Records for the task ::
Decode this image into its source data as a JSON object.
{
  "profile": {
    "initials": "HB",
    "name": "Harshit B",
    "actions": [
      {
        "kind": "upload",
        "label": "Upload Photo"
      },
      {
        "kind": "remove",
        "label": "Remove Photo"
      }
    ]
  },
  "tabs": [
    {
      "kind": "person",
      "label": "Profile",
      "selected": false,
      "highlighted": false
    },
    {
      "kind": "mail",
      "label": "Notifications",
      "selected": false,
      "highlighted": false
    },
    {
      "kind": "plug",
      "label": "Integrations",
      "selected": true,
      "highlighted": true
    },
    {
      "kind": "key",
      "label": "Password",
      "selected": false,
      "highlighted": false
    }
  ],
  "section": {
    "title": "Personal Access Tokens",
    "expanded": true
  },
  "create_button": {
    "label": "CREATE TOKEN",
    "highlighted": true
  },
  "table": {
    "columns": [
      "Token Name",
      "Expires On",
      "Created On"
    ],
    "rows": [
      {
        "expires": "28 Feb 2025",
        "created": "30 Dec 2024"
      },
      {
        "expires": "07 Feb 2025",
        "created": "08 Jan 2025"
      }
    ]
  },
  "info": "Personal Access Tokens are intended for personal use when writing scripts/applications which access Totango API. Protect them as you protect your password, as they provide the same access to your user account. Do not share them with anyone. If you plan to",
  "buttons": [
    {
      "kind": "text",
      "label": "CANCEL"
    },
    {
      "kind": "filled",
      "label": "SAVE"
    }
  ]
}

Problem details :: Write down every line of the data exactly as it appears above.

Exercise solution ::
Decode this image into its source data as a JSON object.
{
  "profile": {
    "initials": "HB",
    "name": "Harshit B",
    "actions": [
      {
        "kind": "upload",
        "label": "Upload Photo"
      },
      {
        "kind": "remove",
        "label": "Remove Photo"
      }
    ]
  },
  "tabs": [
    {
      "kind": "person",
      "label": "Profile",
      "selected": false,
      "highlighted": false
    },
    {
      "kind": "mail",
      "label": "Notifications",
      "selected": false,
      "highlighted": false
    },
    {
      "kind": "plug",
      "label": "Integrations",
      "selected": true,
      "highlighted": true
    },
    {
      "kind": "key",
      "label": "Password",
      "selected": false,
      "highlighted": false
    }
  ],
  "section": {
    "title": "Personal Access Tokens",
    "expanded": true
  },
  "create_button": {
    "label": "CREATE TOKEN",
    "highlighted": true
  },
  "table": {
    "columns": [
      "Token Name",
      "Expires On",
      "Created On"
    ],
    "rows": [
      {
        "expires": "28 Feb 2025",
        "created": "30 Dec 2024"
      },
      {
        "expires": "07 Feb 2025",
        "created": "08 Jan 2025"
      }
    ]
  },
  "info": "Personal Access Tokens are intended for personal use when writing scripts/applications which access Totango API. Protect them as you protect your password, as they provide the same access to your user account. Do not share them with anyone. If you plan to",
  "buttons": [
    {
      "kind": "text",
      "label": "CANCEL"
    },
    {
      "kind": "filled",
      "label": "SAVE"
    }
  ]
}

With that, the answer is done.